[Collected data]
========================================================================
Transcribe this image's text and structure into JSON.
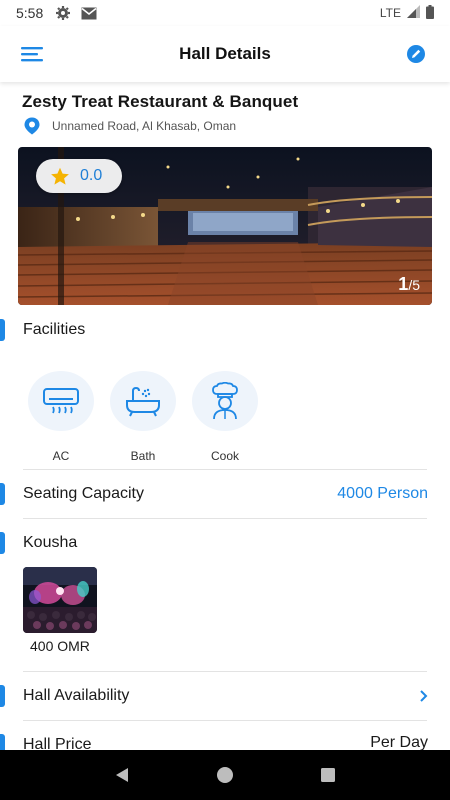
{
  "status_bar": {
    "time": "5:58",
    "network": "LTE"
  },
  "header": {
    "title": "Hall Details"
  },
  "venue": {
    "name": "Zesty Treat Restaurant & Banquet",
    "address": "Unnamed Road, Al Khasab, Oman",
    "rating": "0.0",
    "image_index": "1",
    "image_total": "/5"
  },
  "facilities": {
    "title": "Facilities",
    "items": [
      {
        "label": "AC",
        "icon": "air-conditioner-icon"
      },
      {
        "label": "Bath",
        "icon": "bathtub-icon"
      },
      {
        "label": "Cook",
        "icon": "chef-icon"
      }
    ]
  },
  "seating": {
    "label": "Seating Capacity",
    "value": "4000 Person"
  },
  "kousha": {
    "title": "Kousha",
    "price": "400 OMR"
  },
  "availability": {
    "label": "Hall Availability"
  },
  "price": {
    "label": "Hall Price",
    "value": "Per Day"
  },
  "colors": {
    "accent": "#1e88e5",
    "rating_text": "#1f7fd6",
    "star": "#f5b301"
  }
}
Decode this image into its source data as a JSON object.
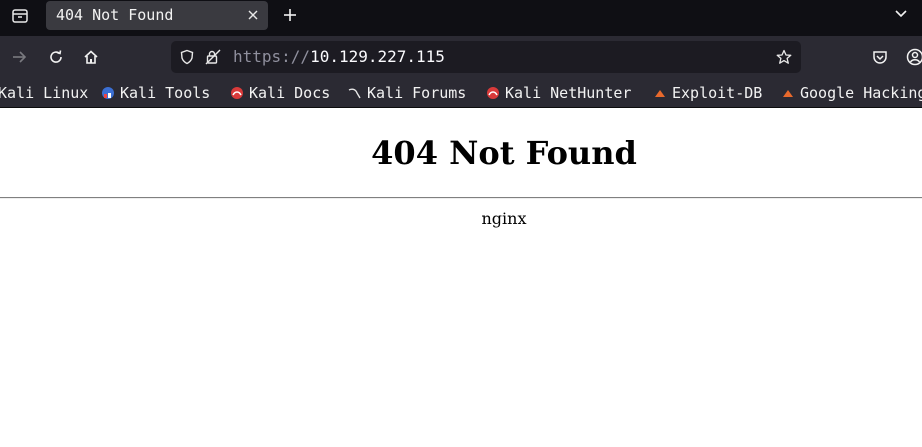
{
  "tab": {
    "title": "404 Not Found"
  },
  "navbar": {
    "url_scheme": "https://",
    "url_host": "10.129.227.115"
  },
  "bookmarks": [
    {
      "label": "Kali Linux",
      "icon": "kali-dragon-icon"
    },
    {
      "label": "Kali Tools",
      "icon": "kali-tools-icon"
    },
    {
      "label": "Kali Docs",
      "icon": "kali-docs-icon"
    },
    {
      "label": "Kali Forums",
      "icon": "kali-forums-icon"
    },
    {
      "label": "Kali NetHunter",
      "icon": "kali-nethunter-icon"
    },
    {
      "label": "Exploit-DB",
      "icon": "exploit-db-icon"
    },
    {
      "label": "Google Hacking DB",
      "icon": "ghdb-icon"
    }
  ],
  "page": {
    "heading": "404 Not Found",
    "server": "nginx"
  },
  "colors": {
    "tabbar_bg": "#0f0f14",
    "toolbar_bg": "#2b2a33",
    "urlbar_bg": "#1c1b22",
    "active_tab_bg": "#3a3a40"
  }
}
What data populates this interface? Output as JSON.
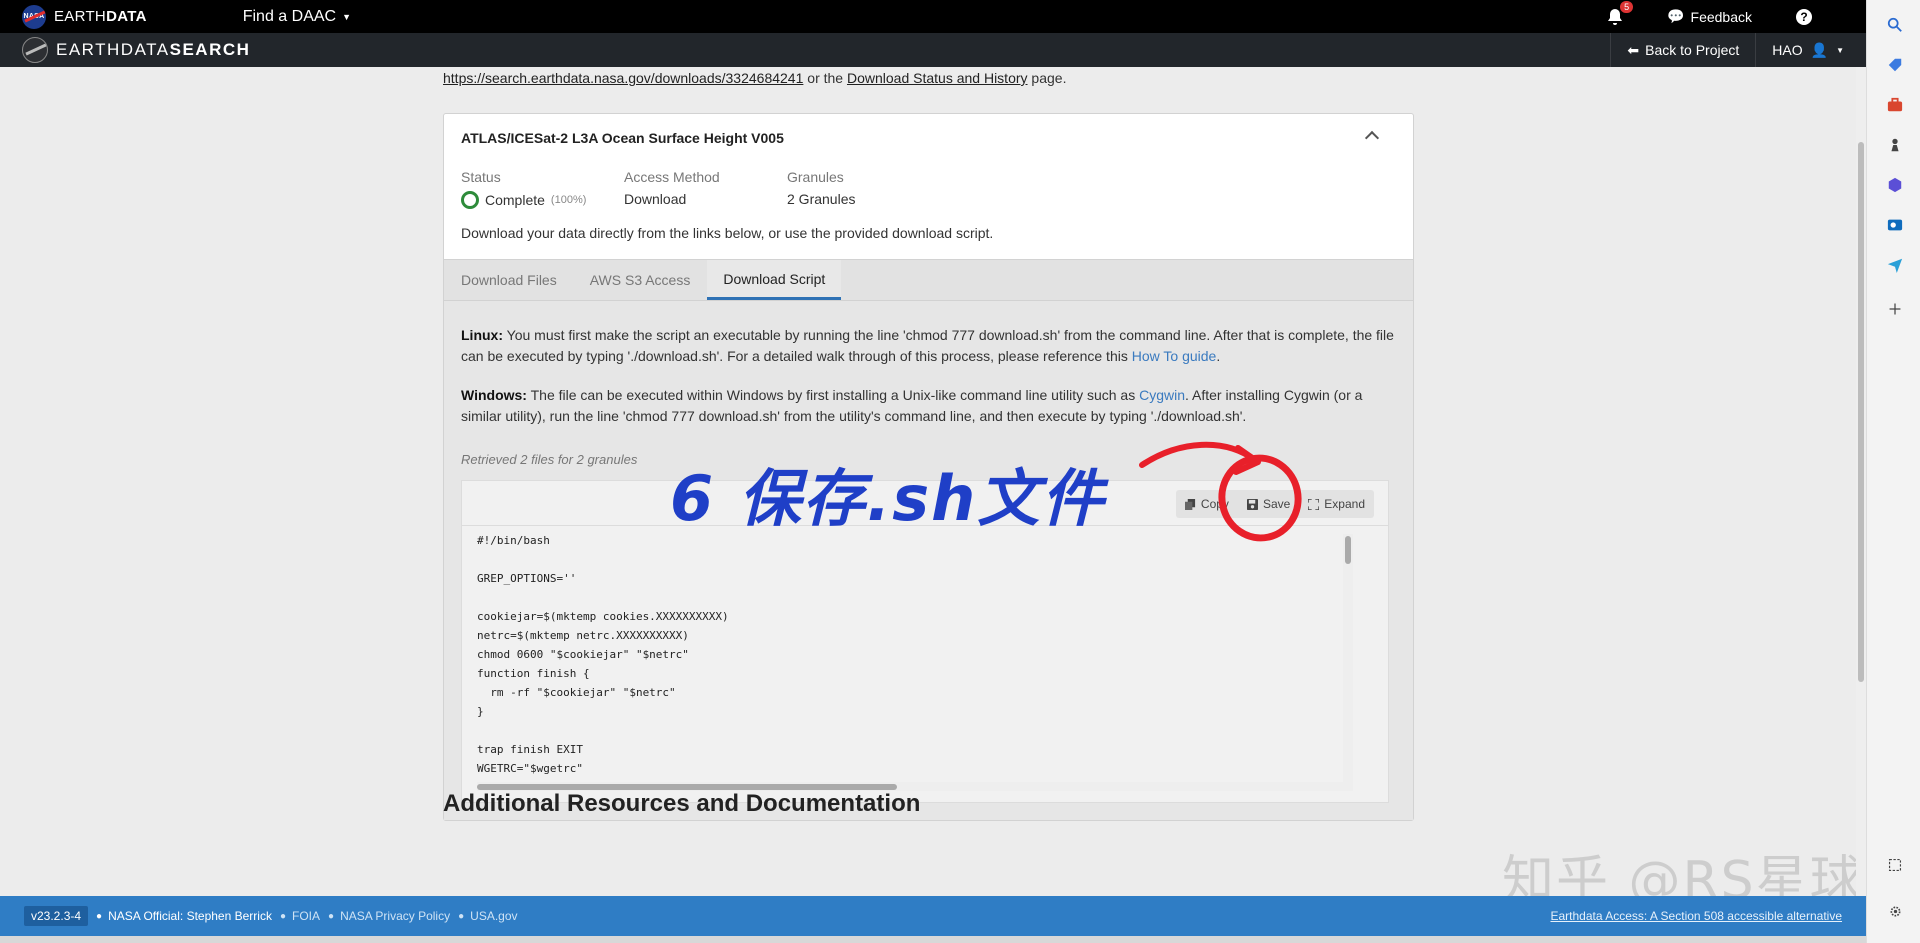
{
  "top_bar": {
    "brand_prefix": "EARTH",
    "brand_suffix": "DATA",
    "find_daac": "Find a DAAC",
    "notification_count": "5",
    "feedback": "Feedback",
    "help": "?"
  },
  "search_bar": {
    "brand_prefix": "EARTHDATA",
    "brand_suffix": "SEARCH",
    "back_to_project": "Back to Project",
    "user": "HAO"
  },
  "content": {
    "link_url": "https://search.earthdata.nasa.gov/downloads/3324684241",
    "link_mid": " or the ",
    "status_link": "Download Status and History",
    "link_tail": " page."
  },
  "card": {
    "title": "ATLAS/ICESat-2 L3A Ocean Surface Height V005",
    "status_label": "Status",
    "status_value": "Complete",
    "status_pct": "(100%)",
    "access_label": "Access Method",
    "access_value": "Download",
    "granules_label": "Granules",
    "granules_value": "2 Granules",
    "description": "Download your data directly from the links below, or use the provided download script.",
    "tabs": [
      {
        "label": "Download Files"
      },
      {
        "label": "AWS S3 Access"
      },
      {
        "label": "Download Script"
      }
    ],
    "active_tab": "Download Script",
    "linux_label": "Linux:",
    "linux_text": " You must first make the script an executable by running the line 'chmod 777 download.sh' from the command line. After that is complete, the file can be executed by typing './download.sh'. For a detailed walk through of this process, please reference this ",
    "linux_link": "How To guide",
    "linux_end": ".",
    "windows_label": "Windows:",
    "windows_text": " The file can be executed within Windows by first installing a Unix-like command line utility such as ",
    "windows_link": "Cygwin",
    "windows_text2": ". After installing Cygwin (or a similar utility), run the line 'chmod 777 download.sh' from the utility's command line, and then execute by typing './download.sh'.",
    "retrieved": "Retrieved 2 files for 2 granules",
    "copy_label": "Copy",
    "save_label": "Save",
    "expand_label": "Expand",
    "code_lines": [
      "#!/bin/bash",
      "",
      "GREP_OPTIONS=''",
      "",
      "cookiejar=$(mktemp cookies.XXXXXXXXXX)",
      "netrc=$(mktemp netrc.XXXXXXXXXX)",
      "chmod 0600 \"$cookiejar\" \"$netrc\"",
      "function finish {",
      "  rm -rf \"$cookiejar\" \"$netrc\"",
      "}",
      "",
      "trap finish EXIT",
      "WGETRC=\"$wgetrc\""
    ]
  },
  "section_heading": "Additional Resources and Documentation",
  "annotation": "6 保存.sh文件",
  "watermark": "知乎 @RS星球",
  "footer": {
    "version": "v23.2.3-4",
    "official": "NASA Official: Stephen Berrick",
    "foia": "FOIA",
    "privacy": "NASA Privacy Policy",
    "usagov": "USA.gov",
    "accessible": "Earthdata Access: A Section 508 accessible alternative"
  },
  "colors": {
    "accent": "#2f72b5",
    "footer": "#2f7dc5",
    "annotation_blue": "#1f3fc7",
    "annotation_red": "#e8202a",
    "complete_green": "#2e8b3a"
  },
  "edge_icons": [
    "search-icon",
    "tag-icon",
    "briefcase-icon",
    "chess-icon",
    "hexagon-icon",
    "outlook-icon",
    "send-icon",
    "plus-icon",
    "screenshot-icon",
    "settings-icon"
  ]
}
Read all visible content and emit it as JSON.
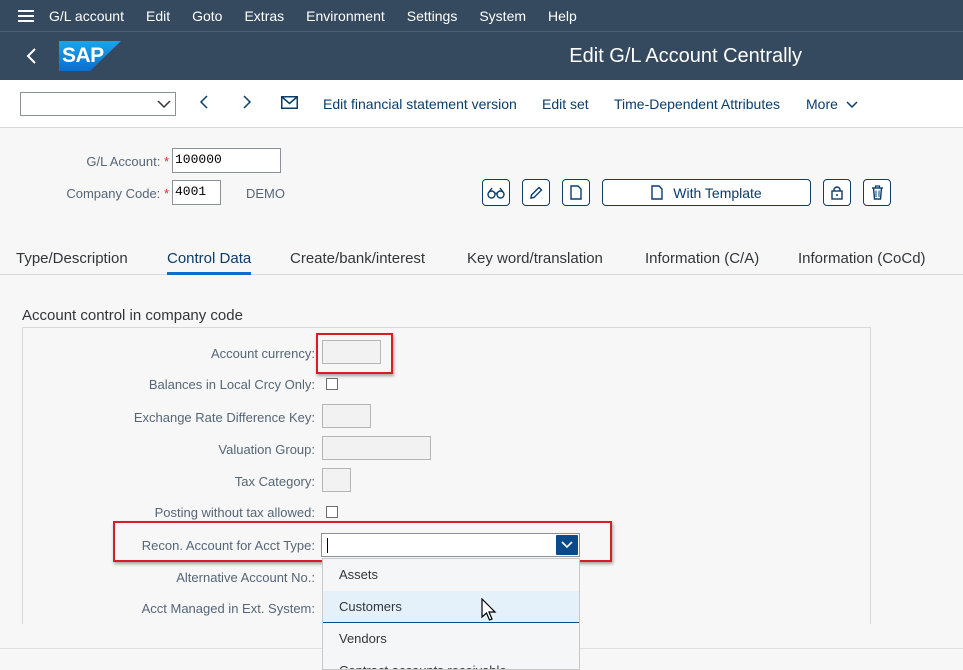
{
  "menubar": {
    "items": [
      {
        "label": "G/L account"
      },
      {
        "label": "Edit"
      },
      {
        "label": "Goto"
      },
      {
        "label": "Extras"
      },
      {
        "label": "Environment"
      },
      {
        "label": "Settings"
      },
      {
        "label": "System"
      },
      {
        "label": "Help"
      }
    ]
  },
  "header": {
    "logo_text": "SAP",
    "title": "Edit G/L Account Centrally"
  },
  "toolbar": {
    "select_value": "",
    "links": {
      "edit_fs_version": "Edit financial statement version",
      "edit_set": "Edit set",
      "time_dependent": "Time-Dependent Attributes",
      "more": "More"
    }
  },
  "fields": {
    "gl_account_label": "G/L Account:",
    "gl_account_value": "100000",
    "company_code_label": "Company Code:",
    "company_code_value": "4001",
    "company_code_desc": "DEMO",
    "required_mark": "*",
    "with_template_label": "With Template"
  },
  "tabs": [
    {
      "label": "Type/Description",
      "active": false
    },
    {
      "label": "Control Data",
      "active": true
    },
    {
      "label": "Create/bank/interest",
      "active": false
    },
    {
      "label": "Key word/translation",
      "active": false
    },
    {
      "label": "Information (C/A)",
      "active": false
    },
    {
      "label": "Information (CoCd)",
      "active": false
    }
  ],
  "group": {
    "title": "Account control in company code",
    "labels": {
      "account_currency": "Account currency:",
      "balances_local": "Balances in Local Crcy Only:",
      "exchange_rate_key": "Exchange Rate Difference Key:",
      "valuation_group": "Valuation Group:",
      "tax_category": "Tax Category:",
      "posting_without_tax": "Posting without tax allowed:",
      "recon_account": "Recon. Account for Acct Type:",
      "alt_account": "Alternative Account No.:",
      "acct_managed_ext": "Acct Managed in Ext. System:"
    }
  },
  "dropdown": {
    "options": [
      {
        "label": "Assets"
      },
      {
        "label": "Customers"
      },
      {
        "label": "Vendors"
      },
      {
        "label": "Contract accounts receivable"
      }
    ],
    "selected_index": 1
  },
  "colors": {
    "shell": "#354a5f",
    "accent": "#0a6ed1",
    "highlight_box": "#d41f26",
    "link": "#0a3d6b"
  }
}
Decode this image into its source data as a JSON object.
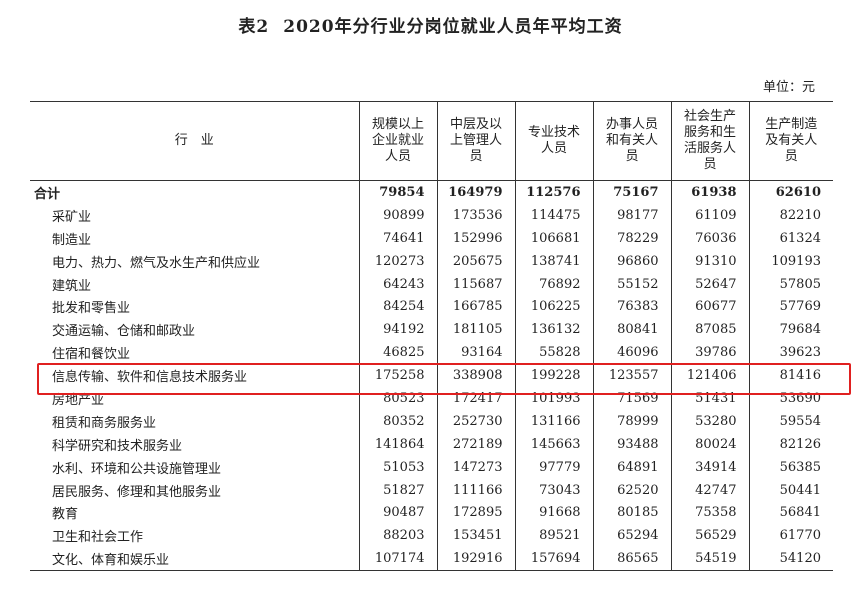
{
  "title": {
    "number": "表2",
    "text": "2020年分行业分岗位就业人员年平均工资"
  },
  "unit": "单位：元",
  "columns": [
    {
      "lines": [
        "行　业"
      ]
    },
    {
      "lines": [
        "规模以上",
        "企业就业",
        "人员"
      ]
    },
    {
      "lines": [
        "中层及以",
        "上管理人",
        "员"
      ]
    },
    {
      "lines": [
        "专业技术",
        "人员"
      ]
    },
    {
      "lines": [
        "办事人员",
        "和有关人",
        "员"
      ]
    },
    {
      "lines": [
        "社会生产",
        "服务和生",
        "活服务人",
        "员"
      ]
    },
    {
      "lines": [
        "生产制造",
        "及有关人",
        "员"
      ]
    }
  ],
  "rows": [
    {
      "name": "合计",
      "values": [
        "79854",
        "164979",
        "112576",
        "75167",
        "61938",
        "62610"
      ]
    },
    {
      "name": "采矿业",
      "values": [
        "90899",
        "173536",
        "114475",
        "98177",
        "61109",
        "82210"
      ]
    },
    {
      "name": "制造业",
      "values": [
        "74641",
        "152996",
        "106681",
        "78229",
        "76036",
        "61324"
      ]
    },
    {
      "name": "电力、热力、燃气及水生产和供应业",
      "values": [
        "120273",
        "205675",
        "138741",
        "96860",
        "91310",
        "109193"
      ]
    },
    {
      "name": "建筑业",
      "values": [
        "64243",
        "115687",
        "76892",
        "55152",
        "52647",
        "57805"
      ]
    },
    {
      "name": "批发和零售业",
      "values": [
        "84254",
        "166785",
        "106225",
        "76383",
        "60677",
        "57769"
      ]
    },
    {
      "name": "交通运输、仓储和邮政业",
      "values": [
        "94192",
        "181105",
        "136132",
        "80841",
        "87085",
        "79684"
      ]
    },
    {
      "name": "住宿和餐饮业",
      "values": [
        "46825",
        "93164",
        "55828",
        "46096",
        "39786",
        "39623"
      ]
    },
    {
      "name": "信息传输、软件和信息技术服务业",
      "values": [
        "175258",
        "338908",
        "199228",
        "123557",
        "121406",
        "81416"
      ]
    },
    {
      "name": "房地产业",
      "values": [
        "80523",
        "172417",
        "101993",
        "71569",
        "51431",
        "53690"
      ]
    },
    {
      "name": "租赁和商务服务业",
      "values": [
        "80352",
        "252730",
        "131166",
        "78999",
        "53280",
        "59554"
      ]
    },
    {
      "name": "科学研究和技术服务业",
      "values": [
        "141864",
        "272189",
        "145663",
        "93488",
        "80024",
        "82126"
      ]
    },
    {
      "name": "水利、环境和公共设施管理业",
      "values": [
        "51053",
        "147273",
        "97779",
        "64891",
        "34914",
        "56385"
      ]
    },
    {
      "name": "居民服务、修理和其他服务业",
      "values": [
        "51827",
        "111166",
        "73043",
        "62520",
        "42747",
        "50441"
      ]
    },
    {
      "name": "教育",
      "values": [
        "90487",
        "172895",
        "91668",
        "80185",
        "75358",
        "56841"
      ]
    },
    {
      "name": "卫生和社会工作",
      "values": [
        "88203",
        "153451",
        "89521",
        "65294",
        "56529",
        "61770"
      ]
    },
    {
      "name": "文化、体育和娱乐业",
      "values": [
        "107174",
        "192916",
        "157694",
        "86565",
        "54519",
        "54120"
      ]
    }
  ],
  "highlight": {
    "row_index": 8,
    "color": "#e02020"
  }
}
========================================================================
§ **REQUIRED WORK**: Copy each line of the records above that carries the word "typing".

§ **FINAL ANSWER**:
    "linux_text": " You must first make the script an executable by running the line 'chmod 777 download.sh' from the command line. After that is complete, the file can be executed by typing './download.sh'. For a detailed walk through of this process, please reference this ",
    "windows_text2": ". After installing Cygwin (or a similar utility), run the line 'chmod 777 download.sh' from the utility's command line, and then execute by typing './download.sh'.",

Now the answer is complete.